**Problem description**
Below are records that must be duplicated exactly.

**Data shown**
+ + + + + + +
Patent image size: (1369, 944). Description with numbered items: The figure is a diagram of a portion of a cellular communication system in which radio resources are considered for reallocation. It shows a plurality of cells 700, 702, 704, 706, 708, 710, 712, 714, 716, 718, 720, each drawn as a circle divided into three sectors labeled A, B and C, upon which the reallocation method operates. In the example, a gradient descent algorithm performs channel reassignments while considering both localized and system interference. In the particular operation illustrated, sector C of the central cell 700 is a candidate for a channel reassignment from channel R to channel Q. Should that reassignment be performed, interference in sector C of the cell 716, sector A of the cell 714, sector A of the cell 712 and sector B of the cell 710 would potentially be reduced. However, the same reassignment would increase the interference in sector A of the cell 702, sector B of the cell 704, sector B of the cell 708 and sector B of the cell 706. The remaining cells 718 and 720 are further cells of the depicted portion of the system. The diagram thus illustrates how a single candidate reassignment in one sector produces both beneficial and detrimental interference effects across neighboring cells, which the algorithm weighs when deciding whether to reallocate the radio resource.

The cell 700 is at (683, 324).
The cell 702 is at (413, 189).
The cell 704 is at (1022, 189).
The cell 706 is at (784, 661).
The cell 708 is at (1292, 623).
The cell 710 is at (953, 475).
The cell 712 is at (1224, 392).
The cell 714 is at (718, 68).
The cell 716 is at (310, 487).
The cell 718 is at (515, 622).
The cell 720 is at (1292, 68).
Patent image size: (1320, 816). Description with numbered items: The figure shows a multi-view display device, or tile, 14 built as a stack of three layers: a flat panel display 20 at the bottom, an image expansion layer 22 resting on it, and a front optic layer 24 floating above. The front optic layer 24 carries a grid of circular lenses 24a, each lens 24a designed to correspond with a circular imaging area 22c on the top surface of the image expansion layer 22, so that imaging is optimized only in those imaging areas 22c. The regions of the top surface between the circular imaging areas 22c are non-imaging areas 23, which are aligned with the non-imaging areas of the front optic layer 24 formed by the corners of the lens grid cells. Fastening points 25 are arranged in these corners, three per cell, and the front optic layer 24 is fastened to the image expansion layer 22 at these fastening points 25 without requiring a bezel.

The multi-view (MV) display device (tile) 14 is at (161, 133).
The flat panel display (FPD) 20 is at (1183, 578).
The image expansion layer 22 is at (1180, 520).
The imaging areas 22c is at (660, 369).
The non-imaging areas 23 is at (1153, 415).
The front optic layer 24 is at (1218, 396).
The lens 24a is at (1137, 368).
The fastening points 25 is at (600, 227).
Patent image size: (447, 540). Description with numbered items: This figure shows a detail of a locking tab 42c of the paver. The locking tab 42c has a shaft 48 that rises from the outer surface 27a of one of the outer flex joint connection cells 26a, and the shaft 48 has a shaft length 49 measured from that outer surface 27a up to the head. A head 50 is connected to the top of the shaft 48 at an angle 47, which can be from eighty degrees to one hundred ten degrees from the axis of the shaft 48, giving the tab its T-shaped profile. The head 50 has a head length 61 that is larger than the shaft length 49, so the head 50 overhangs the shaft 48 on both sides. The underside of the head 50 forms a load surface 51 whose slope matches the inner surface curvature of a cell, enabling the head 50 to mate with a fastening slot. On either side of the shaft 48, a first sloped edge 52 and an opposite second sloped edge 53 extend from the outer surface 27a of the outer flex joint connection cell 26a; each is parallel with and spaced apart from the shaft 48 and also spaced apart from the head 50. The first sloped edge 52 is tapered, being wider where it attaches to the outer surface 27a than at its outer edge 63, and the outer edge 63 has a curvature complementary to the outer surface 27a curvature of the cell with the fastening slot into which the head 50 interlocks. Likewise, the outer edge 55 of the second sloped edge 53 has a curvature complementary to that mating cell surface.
+ + + + + + +
**Answer to the problem**
Patent image size: (1369, 944). Description with numbered items: The figure is a diagram of a portion of a cellular communication system in which radio resources are considered for reallocation. It shows a plurality of cells 700, 702, 704, 706, 708, 710, 712, 714, 716, 718, 720, each drawn as a circle divided into three sectors labeled A, B and C, upon which the reallocation method operates. In the example, a gradient descent algorithm performs channel reassignments while considering both localized and system interference. In the particular operation illustrated, sector C of the central cell 700 is a candidate for a channel reassignment from channel R to channel Q. Should that reassignment be performed, interference in sector C of the cell 716, sector A of the cell 714, sector A of the cell 712 and sector B of the cell 710 would potentially be reduced. However, the same reassignment would increase the interference in sector A of the cell 702, sector B of the cell 704, sector B of the cell 708 and sector B of the cell 706. The remaining cells 718 and 720 are further cells of the depicted portion of the system. The diagram thus illustrates how a single candidate reassignment in one sector produces both beneficial and detrimental interference effects across neighboring cells, which the algorithm weighs when deciding whether to reallocate the radio resource.

The cell 700 is at (683, 324).
The cell 702 is at (413, 189).
The cell 704 is at (1022, 189).
The cell 706 is at (784, 661).
The cell 708 is at (1292, 623).
The cell 710 is at (953, 475).
The cell 712 is at (1224, 392).
The cell 714 is at (718, 68).
The cell 716 is at (310, 487).
The cell 718 is at (515, 622).
The cell 720 is at (1292, 68).
Patent image size: (1320, 816). Description with numbered items: The figure shows a multi-view display device, or tile, 14 built as a stack of three layers: a flat panel display 20 at the bottom, an image expansion layer 22 resting on it, and a front optic layer 24 floating above. The front optic layer 24 carries a grid of circular lenses 24a, each lens 24a designed to correspond with a circular imaging area 22c on the top surface of the image expansion layer 22, so that imaging is optimized only in those imaging areas 22c. The regions of the top surface between the circular imaging areas 22c are non-imaging areas 23, which are aligned with the non-imaging areas of the front optic layer 24 formed by the corners of the lens grid cells. Fastening points 25 are arranged in these corners, three per cell, and the front optic layer 24 is fastened to the image expansion layer 22 at these fastening points 25 without requiring a bezel.

The multi-view (MV) display device (tile) 14 is at (161, 133).
The flat panel display (FPD) 20 is at (1183, 578).
The image expansion layer 22 is at (1180, 520).
The imaging areas 22c is at (660, 369).
The non-imaging areas 23 is at (1153, 415).
The front optic layer 24 is at (1218, 396).
The lens 24a is at (1137, 368).
The fastening points 25 is at (600, 227).
Patent image size: (447, 540). Description with numbered items: This figure shows a detail of a locking tab 42c of the paver. The locking tab 42c has a shaft 48 that rises from the outer surface 27a of one of the outer flex joint connection cells 26a, and the shaft 48 has a shaft length 49 measured from that outer surface 27a up to the head. A head 50 is connected to the top of the shaft 48 at an angle 47, which can be from eighty degrees to one hundred ten degrees from the axis of the shaft 48, giving the tab its T-shaped profile. The head 50 has a head length 61 that is larger than the shaft length 49, so the head 50 overhangs the shaft 48 on both sides. The underside of the head 50 forms a load surface 51 whose slope matches the inner surface curvature of a cell, enabling the head 50 to mate with a fastening slot. On either side of the shaft 48, a first sloped edge 52 and an opposite second sloped edge 53 extend from the outer surface 27a of the outer flex joint connection cell 26a; each is parallel with and spaced apart from the shaft 48 and also spaced apart from the head 50. The first sloped edge 52 is tapered, being wider where it attaches to the outer surface 27a than at its outer edge 63, and the outer edge 63 has a curvature complementary to the outer surface 27a curvature of the cell with the fastening slot into which the head 50 interlocks. Likewise, the outer edge 55 of the second sloped edge 53 has a curvature complementary to that mating cell surface.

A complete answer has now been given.